• Directions for this task:
Scan the data for "Prize" and copy the lines it appears in.

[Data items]

********

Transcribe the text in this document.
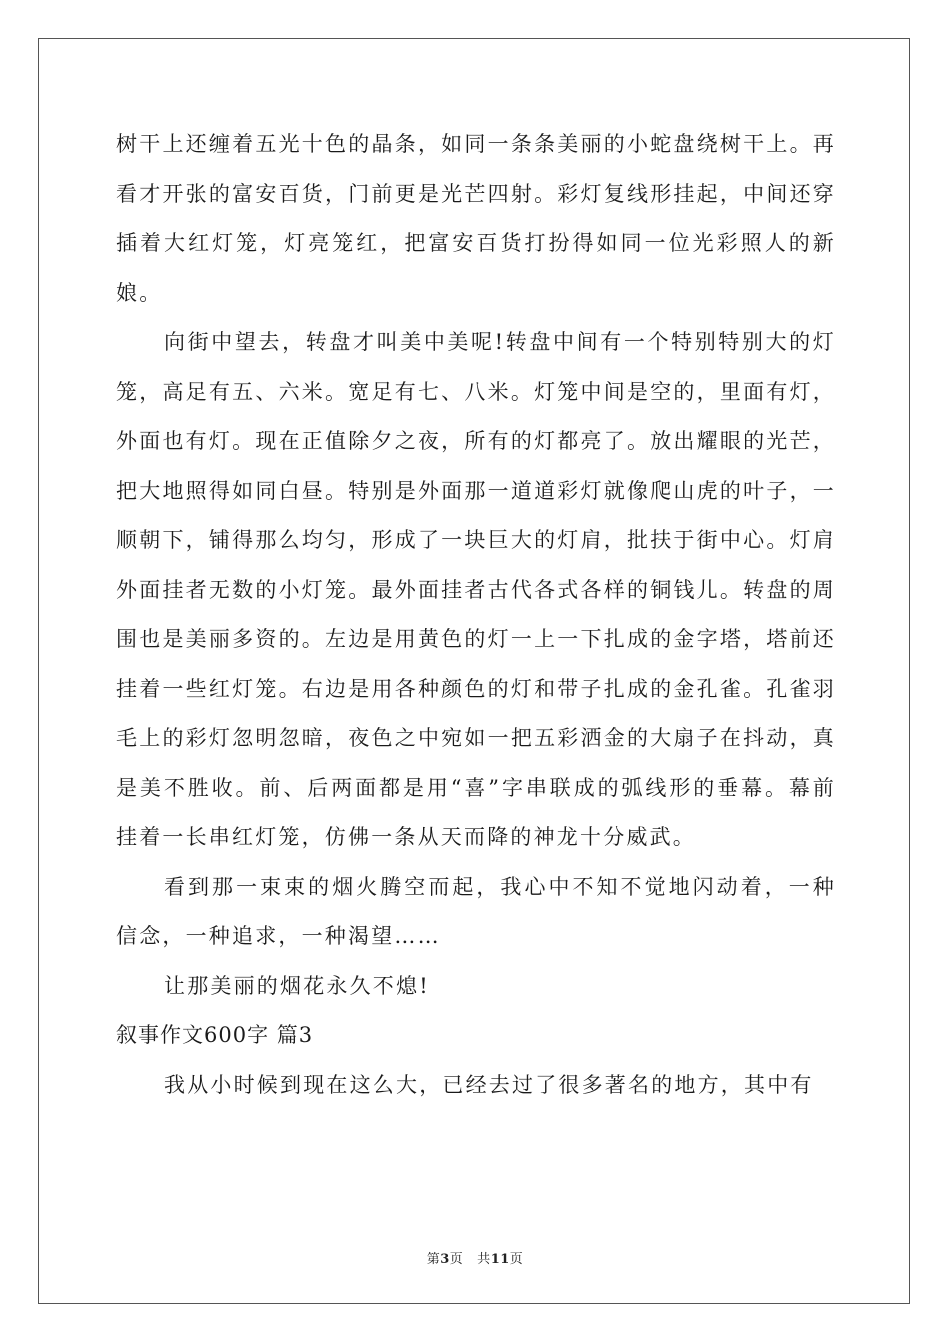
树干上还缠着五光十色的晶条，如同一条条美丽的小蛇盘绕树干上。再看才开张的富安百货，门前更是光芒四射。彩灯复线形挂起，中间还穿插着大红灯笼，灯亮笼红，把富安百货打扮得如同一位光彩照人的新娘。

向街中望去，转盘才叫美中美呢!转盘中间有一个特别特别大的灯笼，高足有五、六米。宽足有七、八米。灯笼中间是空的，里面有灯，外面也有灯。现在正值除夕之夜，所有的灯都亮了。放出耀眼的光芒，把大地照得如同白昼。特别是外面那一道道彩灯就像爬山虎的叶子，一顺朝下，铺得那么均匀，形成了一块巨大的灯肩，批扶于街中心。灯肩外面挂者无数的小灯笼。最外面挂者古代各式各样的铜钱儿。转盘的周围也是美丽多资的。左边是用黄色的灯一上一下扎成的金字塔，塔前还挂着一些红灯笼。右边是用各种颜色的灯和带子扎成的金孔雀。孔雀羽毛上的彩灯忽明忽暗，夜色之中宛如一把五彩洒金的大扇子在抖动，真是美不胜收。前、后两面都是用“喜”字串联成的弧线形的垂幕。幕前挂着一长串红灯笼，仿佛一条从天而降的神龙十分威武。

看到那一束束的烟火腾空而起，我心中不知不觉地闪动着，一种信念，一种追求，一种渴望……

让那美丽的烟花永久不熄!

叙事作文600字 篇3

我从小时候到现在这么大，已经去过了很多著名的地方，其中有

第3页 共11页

********

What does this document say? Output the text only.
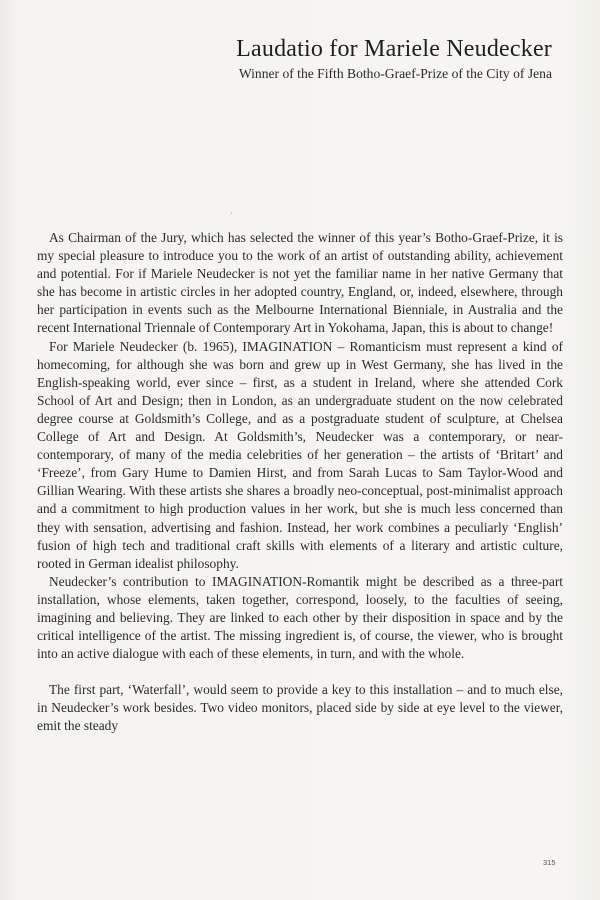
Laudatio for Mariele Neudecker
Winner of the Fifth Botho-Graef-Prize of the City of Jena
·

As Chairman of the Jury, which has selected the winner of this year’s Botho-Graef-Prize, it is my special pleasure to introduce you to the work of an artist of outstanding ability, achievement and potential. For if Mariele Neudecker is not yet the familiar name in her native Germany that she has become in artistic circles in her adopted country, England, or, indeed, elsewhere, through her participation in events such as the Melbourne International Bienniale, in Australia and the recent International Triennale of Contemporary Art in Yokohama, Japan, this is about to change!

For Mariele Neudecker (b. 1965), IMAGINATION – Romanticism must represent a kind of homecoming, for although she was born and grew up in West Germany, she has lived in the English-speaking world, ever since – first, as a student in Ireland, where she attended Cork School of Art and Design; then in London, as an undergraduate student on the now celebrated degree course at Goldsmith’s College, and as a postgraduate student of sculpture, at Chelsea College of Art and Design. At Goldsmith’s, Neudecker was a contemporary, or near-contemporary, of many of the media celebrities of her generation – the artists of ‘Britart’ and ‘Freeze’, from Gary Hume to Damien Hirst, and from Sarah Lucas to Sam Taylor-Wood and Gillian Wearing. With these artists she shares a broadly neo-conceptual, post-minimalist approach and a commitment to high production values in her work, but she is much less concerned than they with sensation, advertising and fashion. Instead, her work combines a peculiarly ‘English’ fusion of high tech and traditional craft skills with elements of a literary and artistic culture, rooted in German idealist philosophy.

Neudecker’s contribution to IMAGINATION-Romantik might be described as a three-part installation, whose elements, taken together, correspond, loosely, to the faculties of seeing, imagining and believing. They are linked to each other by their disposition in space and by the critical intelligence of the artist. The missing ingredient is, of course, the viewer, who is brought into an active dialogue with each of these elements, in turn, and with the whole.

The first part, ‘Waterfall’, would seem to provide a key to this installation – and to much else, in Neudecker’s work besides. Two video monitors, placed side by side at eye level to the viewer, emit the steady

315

********

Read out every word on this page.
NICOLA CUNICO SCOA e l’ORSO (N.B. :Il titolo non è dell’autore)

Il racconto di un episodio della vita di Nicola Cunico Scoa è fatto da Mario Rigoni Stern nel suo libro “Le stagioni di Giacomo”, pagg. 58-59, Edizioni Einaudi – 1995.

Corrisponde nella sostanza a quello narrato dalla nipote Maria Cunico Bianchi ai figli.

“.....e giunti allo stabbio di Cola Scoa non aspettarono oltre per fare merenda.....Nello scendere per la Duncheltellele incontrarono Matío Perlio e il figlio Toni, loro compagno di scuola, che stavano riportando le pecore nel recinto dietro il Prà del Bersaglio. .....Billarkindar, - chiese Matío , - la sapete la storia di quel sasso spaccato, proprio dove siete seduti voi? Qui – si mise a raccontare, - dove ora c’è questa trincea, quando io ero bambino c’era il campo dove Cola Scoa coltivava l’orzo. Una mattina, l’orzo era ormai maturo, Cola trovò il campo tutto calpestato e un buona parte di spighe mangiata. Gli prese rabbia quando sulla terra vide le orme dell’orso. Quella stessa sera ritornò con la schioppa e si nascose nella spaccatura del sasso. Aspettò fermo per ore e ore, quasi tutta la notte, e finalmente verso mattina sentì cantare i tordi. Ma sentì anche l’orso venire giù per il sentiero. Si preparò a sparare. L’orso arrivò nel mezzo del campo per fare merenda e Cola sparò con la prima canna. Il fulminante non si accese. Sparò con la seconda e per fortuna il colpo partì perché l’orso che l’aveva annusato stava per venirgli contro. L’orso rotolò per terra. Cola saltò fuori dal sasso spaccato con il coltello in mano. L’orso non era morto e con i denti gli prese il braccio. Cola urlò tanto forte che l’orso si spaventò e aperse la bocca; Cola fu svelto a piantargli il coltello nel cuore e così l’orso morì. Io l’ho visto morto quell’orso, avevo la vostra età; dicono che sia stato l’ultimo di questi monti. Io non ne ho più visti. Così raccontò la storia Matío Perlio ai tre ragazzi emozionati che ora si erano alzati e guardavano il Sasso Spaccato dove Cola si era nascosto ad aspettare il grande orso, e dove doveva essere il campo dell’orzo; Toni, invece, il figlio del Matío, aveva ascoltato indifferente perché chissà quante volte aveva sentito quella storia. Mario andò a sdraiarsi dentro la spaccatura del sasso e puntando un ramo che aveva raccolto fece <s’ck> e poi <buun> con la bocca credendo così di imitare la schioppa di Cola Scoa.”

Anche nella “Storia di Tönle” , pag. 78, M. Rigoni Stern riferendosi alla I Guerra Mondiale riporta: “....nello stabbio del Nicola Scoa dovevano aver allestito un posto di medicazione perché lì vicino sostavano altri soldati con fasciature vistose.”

********

• In response:
Winner of the Fifth Botho-Graef-Prize of the City of Jena
As Chairman of the Jury, which has selected the winner of this year’s Botho-Graef-Prize, it is my special pleasure to introduce you to the work of an artist of outstanding ability, achievement and potential. For if Mariele Neudecker is not yet the familiar name in her native Germany that she has become in artistic circles in her adopted country, England, or, indeed, elsewhere, through her participation in events such as the Melbourne International Bienniale, in Australia and the recent International Triennale of Contemporary Art in Yokohama, Japan, this is about to change!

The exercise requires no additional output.